[Dataset items]
────────
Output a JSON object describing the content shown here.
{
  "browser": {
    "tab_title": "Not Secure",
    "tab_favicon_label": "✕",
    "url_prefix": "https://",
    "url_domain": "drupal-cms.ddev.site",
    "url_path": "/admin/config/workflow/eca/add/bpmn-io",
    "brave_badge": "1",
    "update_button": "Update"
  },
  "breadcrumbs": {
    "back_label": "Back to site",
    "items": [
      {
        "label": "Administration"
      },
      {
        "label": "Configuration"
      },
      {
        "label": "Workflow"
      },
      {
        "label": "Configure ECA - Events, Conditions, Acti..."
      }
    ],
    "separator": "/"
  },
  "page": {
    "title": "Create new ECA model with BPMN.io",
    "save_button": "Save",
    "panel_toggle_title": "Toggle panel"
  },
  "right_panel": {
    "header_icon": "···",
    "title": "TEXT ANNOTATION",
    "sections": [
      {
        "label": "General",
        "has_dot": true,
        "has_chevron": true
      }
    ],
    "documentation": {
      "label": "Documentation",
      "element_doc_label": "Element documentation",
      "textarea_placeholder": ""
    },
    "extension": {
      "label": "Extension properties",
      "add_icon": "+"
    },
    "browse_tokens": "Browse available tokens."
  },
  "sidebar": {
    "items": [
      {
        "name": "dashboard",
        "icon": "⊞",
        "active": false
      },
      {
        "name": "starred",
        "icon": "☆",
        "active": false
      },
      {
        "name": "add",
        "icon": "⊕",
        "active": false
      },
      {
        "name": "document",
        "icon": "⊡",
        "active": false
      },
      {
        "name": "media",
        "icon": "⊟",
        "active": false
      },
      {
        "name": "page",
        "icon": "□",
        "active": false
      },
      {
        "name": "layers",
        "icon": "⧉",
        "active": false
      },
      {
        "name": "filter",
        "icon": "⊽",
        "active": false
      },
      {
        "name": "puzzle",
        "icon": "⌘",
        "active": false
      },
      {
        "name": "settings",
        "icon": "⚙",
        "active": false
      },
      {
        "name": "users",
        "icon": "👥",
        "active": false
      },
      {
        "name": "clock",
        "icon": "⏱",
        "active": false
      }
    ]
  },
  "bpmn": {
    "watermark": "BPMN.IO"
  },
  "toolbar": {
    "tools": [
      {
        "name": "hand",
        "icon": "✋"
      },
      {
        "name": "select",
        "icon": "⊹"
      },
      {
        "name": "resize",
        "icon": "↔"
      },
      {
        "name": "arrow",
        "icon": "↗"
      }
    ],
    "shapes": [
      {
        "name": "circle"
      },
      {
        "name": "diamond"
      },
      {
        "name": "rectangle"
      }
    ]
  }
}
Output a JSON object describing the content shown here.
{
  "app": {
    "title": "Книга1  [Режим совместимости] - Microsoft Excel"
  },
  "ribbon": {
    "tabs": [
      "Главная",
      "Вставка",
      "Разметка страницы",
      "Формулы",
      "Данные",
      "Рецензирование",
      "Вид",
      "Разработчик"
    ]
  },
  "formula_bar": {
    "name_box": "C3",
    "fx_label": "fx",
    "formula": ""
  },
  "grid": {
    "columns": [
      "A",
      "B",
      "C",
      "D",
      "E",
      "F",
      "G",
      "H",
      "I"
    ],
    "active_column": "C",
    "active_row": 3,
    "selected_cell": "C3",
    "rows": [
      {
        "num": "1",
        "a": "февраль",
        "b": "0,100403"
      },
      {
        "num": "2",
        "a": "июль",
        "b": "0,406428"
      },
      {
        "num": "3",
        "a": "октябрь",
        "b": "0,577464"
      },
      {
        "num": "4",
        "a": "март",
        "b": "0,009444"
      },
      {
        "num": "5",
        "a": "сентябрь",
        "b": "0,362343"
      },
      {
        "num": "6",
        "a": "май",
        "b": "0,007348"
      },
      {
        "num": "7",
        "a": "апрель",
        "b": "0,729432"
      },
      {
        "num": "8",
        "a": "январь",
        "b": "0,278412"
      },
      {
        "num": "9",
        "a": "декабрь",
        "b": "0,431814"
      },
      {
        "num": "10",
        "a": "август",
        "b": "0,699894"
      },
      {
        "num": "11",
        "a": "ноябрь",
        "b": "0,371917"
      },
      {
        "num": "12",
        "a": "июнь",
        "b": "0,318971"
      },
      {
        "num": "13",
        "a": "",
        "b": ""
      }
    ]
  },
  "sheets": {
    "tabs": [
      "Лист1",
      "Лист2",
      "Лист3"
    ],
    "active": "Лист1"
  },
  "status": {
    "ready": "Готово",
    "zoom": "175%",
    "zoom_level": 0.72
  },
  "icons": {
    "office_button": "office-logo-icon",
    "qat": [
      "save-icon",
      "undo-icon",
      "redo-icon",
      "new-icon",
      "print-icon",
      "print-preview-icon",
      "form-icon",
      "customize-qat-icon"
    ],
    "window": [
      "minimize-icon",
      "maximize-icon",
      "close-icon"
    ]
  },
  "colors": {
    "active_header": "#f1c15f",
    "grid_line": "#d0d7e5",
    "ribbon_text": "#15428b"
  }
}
────────
**What you have to do**
Please quote the records above exactly, without skipping a line.

**Final result**
Output a JSON object describing the content shown here.
{
  "browser": {
    "tab_title": "Not Secure",
    "tab_favicon_label": "✕",
    "url_prefix": "https://",
    "url_domain": "drupal-cms.ddev.site",
    "url_path": "/admin/config/workflow/eca/add/bpmn-io",
    "brave_badge": "1",
    "update_button": "Update"
  },
  "breadcrumbs": {
    "back_label": "Back to site",
    "items": [
      {
        "label": "Administration"
      },
      {
        "label": "Configuration"
      },
      {
        "label": "Workflow"
      },
      {
        "label": "Configure ECA - Events, Conditions, Acti..."
      }
    ],
    "separator": "/"
  },
  "page": {
    "title": "Create new ECA model with BPMN.io",
    "save_button": "Save",
    "panel_toggle_title": "Toggle panel"
  },
  "right_panel": {
    "header_icon": "···",
    "title": "TEXT ANNOTATION",
    "sections": [
      {
        "label": "General",
        "has_dot": true,
        "has_chevron": true
      }
    ],
    "documentation": {
      "label": "Documentation",
      "element_doc_label": "Element documentation",
      "textarea_placeholder": ""
    },
    "extension": {
      "label": "Extension properties",
      "add_icon": "+"
    },
    "browse_tokens": "Browse available tokens."
  },
  "sidebar": {
    "items": [
      {
        "name": "dashboard",
        "icon": "⊞",
        "active": false
      },
      {
        "name": "starred",
        "icon": "☆",
        "active": false
      },
      {
        "name": "add",
        "icon": "⊕",
        "active": false
      },
      {
        "name": "document",
        "icon": "⊡",
        "active": false
      },
      {
        "name": "media",
        "icon": "⊟",
        "active": false
      },
      {
        "name": "page",
        "icon": "□",
        "active": false
      },
      {
        "name": "layers",
        "icon": "⧉",
        "active": false
      },
      {
        "name": "filter",
        "icon": "⊽",
        "active": false
      },
      {
        "name": "puzzle",
        "icon": "⌘",
        "active": false
      },
      {
        "name": "settings",
        "icon": "⚙",
        "active": false
      },
      {
        "name": "users",
        "icon": "👥",
        "active": false
      },
      {
        "name": "clock",
        "icon": "⏱",
        "active": false
      }
    ]
  },
  "bpmn": {
    "watermark": "BPMN.IO"
  },
  "toolbar": {
    "tools": [
      {
        "name": "hand",
        "icon": "✋"
      },
      {
        "name": "select",
        "icon": "⊹"
      },
      {
        "name": "resize",
        "icon": "↔"
      },
      {
        "name": "arrow",
        "icon": "↗"
      }
    ],
    "shapes": [
      {
        "name": "circle"
      },
      {
        "name": "diamond"
      },
      {
        "name": "rectangle"
      }
    ]
  }
}
Output a JSON object describing the content shown here.
{
  "app": {
    "title": "Книга1  [Режим совместимости] - Microsoft Excel"
  },
  "ribbon": {
    "tabs": [
      "Главная",
      "Вставка",
      "Разметка страницы",
      "Формулы",
      "Данные",
      "Рецензирование",
      "Вид",
      "Разработчик"
    ]
  },
  "formula_bar": {
    "name_box": "C3",
    "fx_label": "fx",
    "formula": ""
  },
  "grid": {
    "columns": [
      "A",
      "B",
      "C",
      "D",
      "E",
      "F",
      "G",
      "H",
      "I"
    ],
    "active_column": "C",
    "active_row": 3,
    "selected_cell": "C3",
    "rows": [
      {
        "num": "1",
        "a": "февраль",
        "b": "0,100403"
      },
      {
        "num": "2",
        "a": "июль",
        "b": "0,406428"
      },
      {
        "num": "3",
        "a": "октябрь",
        "b": "0,577464"
      },
      {
        "num": "4",
        "a": "март",
        "b": "0,009444"
      },
      {
        "num": "5",
        "a": "сентябрь",
        "b": "0,362343"
      },
      {
        "num": "6",
        "a": "май",
        "b": "0,007348"
      },
      {
        "num": "7",
        "a": "апрель",
        "b": "0,729432"
      },
      {
        "num": "8",
        "a": "январь",
        "b": "0,278412"
      },
      {
        "num": "9",
        "a": "декабрь",
        "b": "0,431814"
      },
      {
        "num": "10",
        "a": "август",
        "b": "0,699894"
      },
      {
        "num": "11",
        "a": "ноябрь",
        "b": "0,371917"
      },
      {
        "num": "12",
        "a": "июнь",
        "b": "0,318971"
      },
      {
        "num": "13",
        "a": "",
        "b": ""
      }
    ]
  },
  "sheets": {
    "tabs": [
      "Лист1",
      "Лист2",
      "Лист3"
    ],
    "active": "Лист1"
  },
  "status": {
    "ready": "Готово",
    "zoom": "175%",
    "zoom_level": 0.72
  },
  "icons": {
    "office_button": "office-logo-icon",
    "qat": [
      "save-icon",
      "undo-icon",
      "redo-icon",
      "new-icon",
      "print-icon",
      "print-preview-icon",
      "form-icon",
      "customize-qat-icon"
    ],
    "window": [
      "minimize-icon",
      "maximize-icon",
      "close-icon"
    ]
  },
  "colors": {
    "active_header": "#f1c15f",
    "grid_line": "#d0d7e5",
    "ribbon_text": "#15428b"
  }
}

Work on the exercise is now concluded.